* _WHAT TO PRODUCE_:
Search the records below for the word "Teresina" and show every line where it occurs.

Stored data
........

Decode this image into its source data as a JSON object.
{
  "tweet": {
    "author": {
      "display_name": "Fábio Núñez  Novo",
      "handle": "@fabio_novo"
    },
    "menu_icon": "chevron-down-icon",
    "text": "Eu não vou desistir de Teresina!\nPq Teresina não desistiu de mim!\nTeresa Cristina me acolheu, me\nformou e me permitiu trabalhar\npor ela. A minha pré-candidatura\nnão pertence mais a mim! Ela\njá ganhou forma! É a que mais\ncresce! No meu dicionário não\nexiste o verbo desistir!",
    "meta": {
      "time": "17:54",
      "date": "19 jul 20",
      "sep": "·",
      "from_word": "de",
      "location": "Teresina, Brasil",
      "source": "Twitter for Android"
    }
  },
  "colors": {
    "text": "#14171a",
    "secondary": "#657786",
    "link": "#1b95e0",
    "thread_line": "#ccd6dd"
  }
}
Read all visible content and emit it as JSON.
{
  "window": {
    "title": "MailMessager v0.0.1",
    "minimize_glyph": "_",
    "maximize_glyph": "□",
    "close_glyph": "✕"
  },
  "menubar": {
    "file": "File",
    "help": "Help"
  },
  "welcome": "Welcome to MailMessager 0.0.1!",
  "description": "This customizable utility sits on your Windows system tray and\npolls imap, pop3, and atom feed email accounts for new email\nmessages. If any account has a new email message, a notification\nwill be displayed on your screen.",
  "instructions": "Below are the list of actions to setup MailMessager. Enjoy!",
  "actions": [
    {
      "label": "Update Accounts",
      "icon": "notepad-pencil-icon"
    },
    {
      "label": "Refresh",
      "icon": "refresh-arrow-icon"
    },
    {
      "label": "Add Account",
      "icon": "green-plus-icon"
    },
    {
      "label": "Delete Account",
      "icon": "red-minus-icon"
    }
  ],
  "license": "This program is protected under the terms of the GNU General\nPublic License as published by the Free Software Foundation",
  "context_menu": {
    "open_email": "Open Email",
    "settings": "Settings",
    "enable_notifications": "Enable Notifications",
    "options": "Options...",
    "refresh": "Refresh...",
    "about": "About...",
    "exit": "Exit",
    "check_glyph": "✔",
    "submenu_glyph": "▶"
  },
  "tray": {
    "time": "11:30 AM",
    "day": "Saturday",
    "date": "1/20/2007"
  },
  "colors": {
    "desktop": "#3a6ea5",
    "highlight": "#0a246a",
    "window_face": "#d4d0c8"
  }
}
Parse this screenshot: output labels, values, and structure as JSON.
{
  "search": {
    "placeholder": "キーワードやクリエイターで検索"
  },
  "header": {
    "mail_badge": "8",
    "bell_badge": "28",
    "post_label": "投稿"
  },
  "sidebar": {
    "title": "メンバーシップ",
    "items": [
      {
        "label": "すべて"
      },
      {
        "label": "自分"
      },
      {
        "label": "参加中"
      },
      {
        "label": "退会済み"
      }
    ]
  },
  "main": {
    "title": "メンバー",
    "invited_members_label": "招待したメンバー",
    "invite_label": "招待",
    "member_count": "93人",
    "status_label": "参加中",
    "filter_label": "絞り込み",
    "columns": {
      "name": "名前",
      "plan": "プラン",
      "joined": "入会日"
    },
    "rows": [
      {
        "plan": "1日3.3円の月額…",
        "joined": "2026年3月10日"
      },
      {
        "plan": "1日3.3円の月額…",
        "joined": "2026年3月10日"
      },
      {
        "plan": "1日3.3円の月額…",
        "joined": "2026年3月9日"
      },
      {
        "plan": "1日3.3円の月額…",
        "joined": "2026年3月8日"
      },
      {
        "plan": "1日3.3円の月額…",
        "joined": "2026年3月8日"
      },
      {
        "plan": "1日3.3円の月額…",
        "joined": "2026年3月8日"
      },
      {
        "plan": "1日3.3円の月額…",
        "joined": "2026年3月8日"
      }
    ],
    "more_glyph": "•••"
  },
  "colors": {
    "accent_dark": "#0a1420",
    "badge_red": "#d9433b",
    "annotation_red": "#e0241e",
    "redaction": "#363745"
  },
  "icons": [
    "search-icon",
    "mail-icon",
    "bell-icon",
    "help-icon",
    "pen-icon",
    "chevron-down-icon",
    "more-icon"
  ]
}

........

* _WRITTEN ANSWER_:
    "text": "Eu não vou desistir de Teresina!\nPq Teresina não desistiu de mim!\nTeresa Cristina me acolheu, me\nformou e me permitiu trabalhar\npor ela. A minha pré-candidatura\nnão pertence mais a mim! Ela\njá ganhou forma! É a que mais\ncresce! No meu dicionário não\nexiste o verbo desistir!",
      "location": "Teresina, Brasil",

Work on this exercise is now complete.